Requirements: Set each entry down verbatim, omitting images.

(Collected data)
--------------------
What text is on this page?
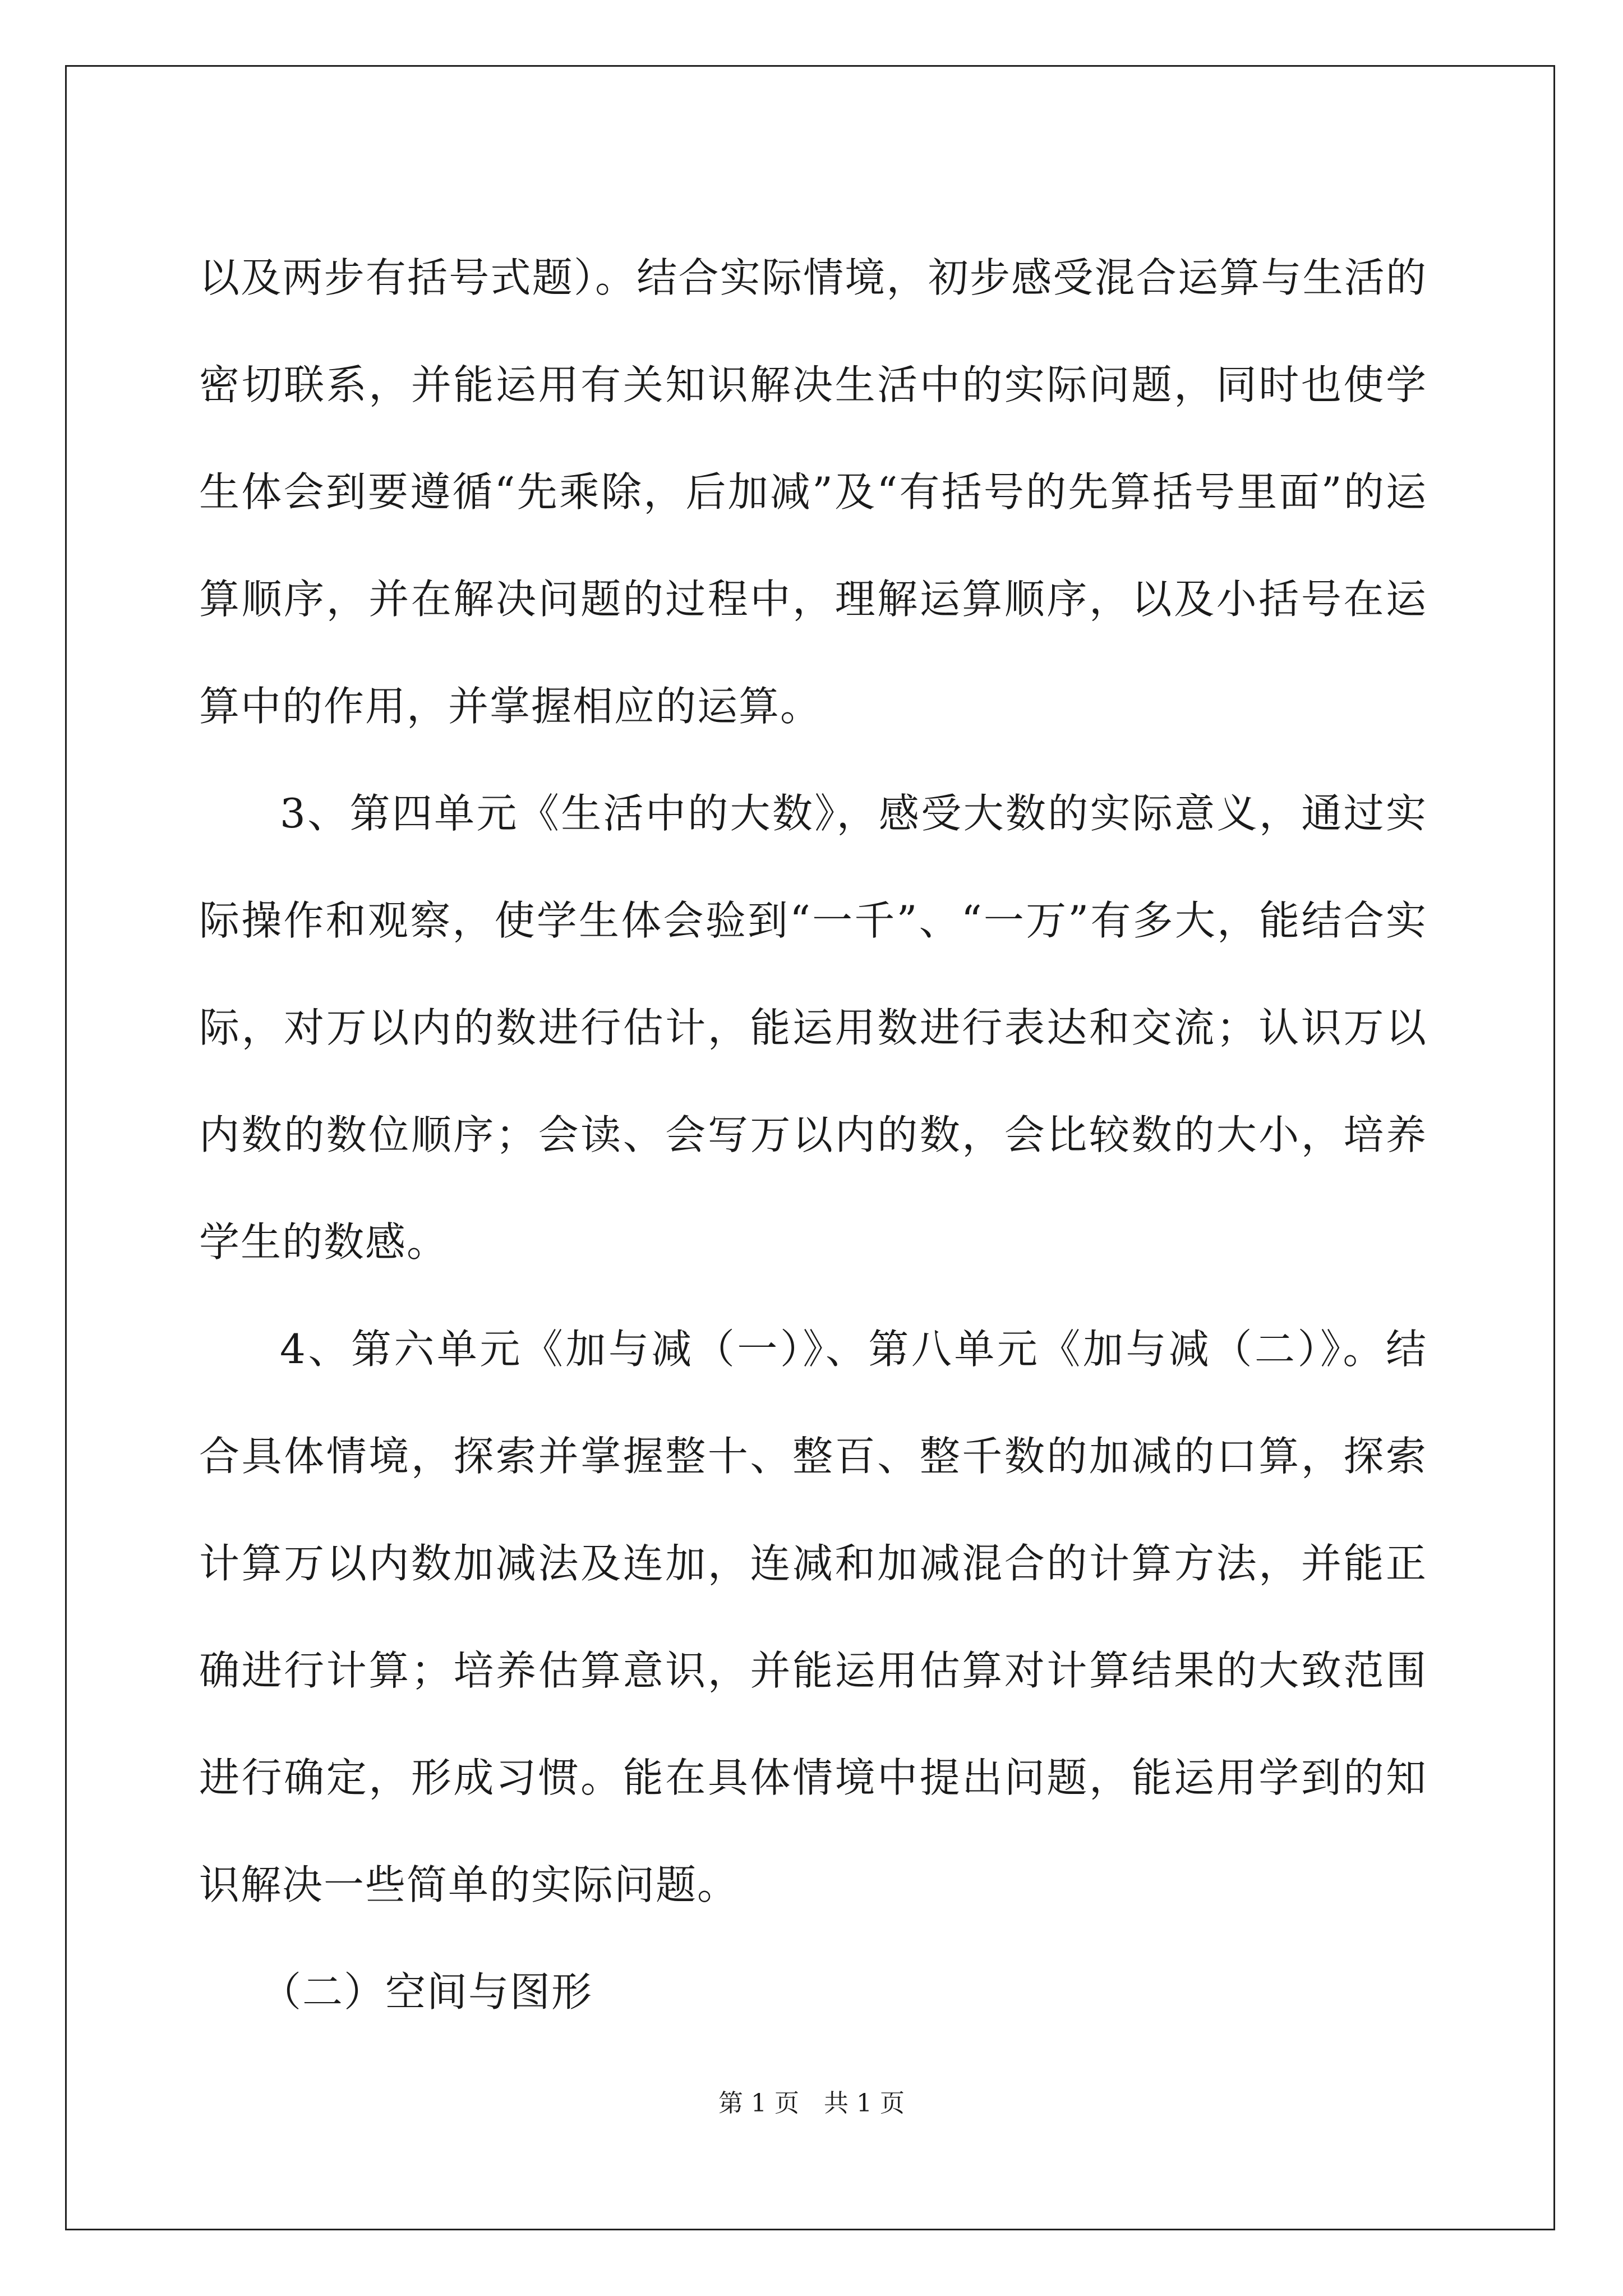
以及两步有括号式题）。结合实际情境，初步感受混合运算与生活的密切联系，并能运用有关知识解决生活中的实际问题，同时也使学生体会到要遵循“先乘除，后加减”及“有括号的先算括号里面”的运算顺序，并在解决问题的过程中，理解运算顺序，以及小括号在运算中的作用，并掌握相应的运算。

3、第四单元《生活中的大数》，感受大数的实际意义，通过实际操作和观察，使学生体会验到“一千”、“一万”有多大，能结合实际，对万以内的数进行估计，能运用数进行表达和交流；认识万以内数的数位顺序；会读、会写万以内的数，会比较数的大小，培养学生的数感。

4、第六单元《加与减（一）》、第八单元《加与减（二）》。结合具体情境，探索并掌握整十、整百、整千数的加减的口算，探索计算万以内数加减法及连加，连减和加减混合的计算方法，并能正确进行计算；培养估算意识，并能运用估算对计算结果的大致范围进行确定，形成习惯。能在具体情境中提出问题，能运用学到的知识解决一些简单的实际问题。

（二）空间与图形

第 1 页　共 1 页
--------------------
Task response:
What text is on this page?
以及两步有括号式题）。结合实际情境，初步感受混合运算与生活的密切联系，并能运用有关知识解决生活中的实际问题，同时也使学生体会到要遵循“先乘除，后加减”及“有括号的先算括号里面”的运算顺序，并在解决问题的过程中，理解运算顺序，以及小括号在运算中的作用，并掌握相应的运算。

3、第四单元《生活中的大数》，感受大数的实际意义，通过实际操作和观察，使学生体会验到“一千”、“一万”有多大，能结合实际，对万以内的数进行估计，能运用数进行表达和交流；认识万以内数的数位顺序；会读、会写万以内的数，会比较数的大小，培养学生的数感。

4、第六单元《加与减（一）》、第八单元《加与减（二）》。结合具体情境，探索并掌握整十、整百、整千数的加减的口算，探索计算万以内数加减法及连加，连减和加减混合的计算方法，并能正确进行计算；培养估算意识，并能运用估算对计算结果的大致范围进行确定，形成习惯。能在具体情境中提出问题，能运用学到的知识解决一些简单的实际问题。

（二）空间与图形

第 1 页　共 1 页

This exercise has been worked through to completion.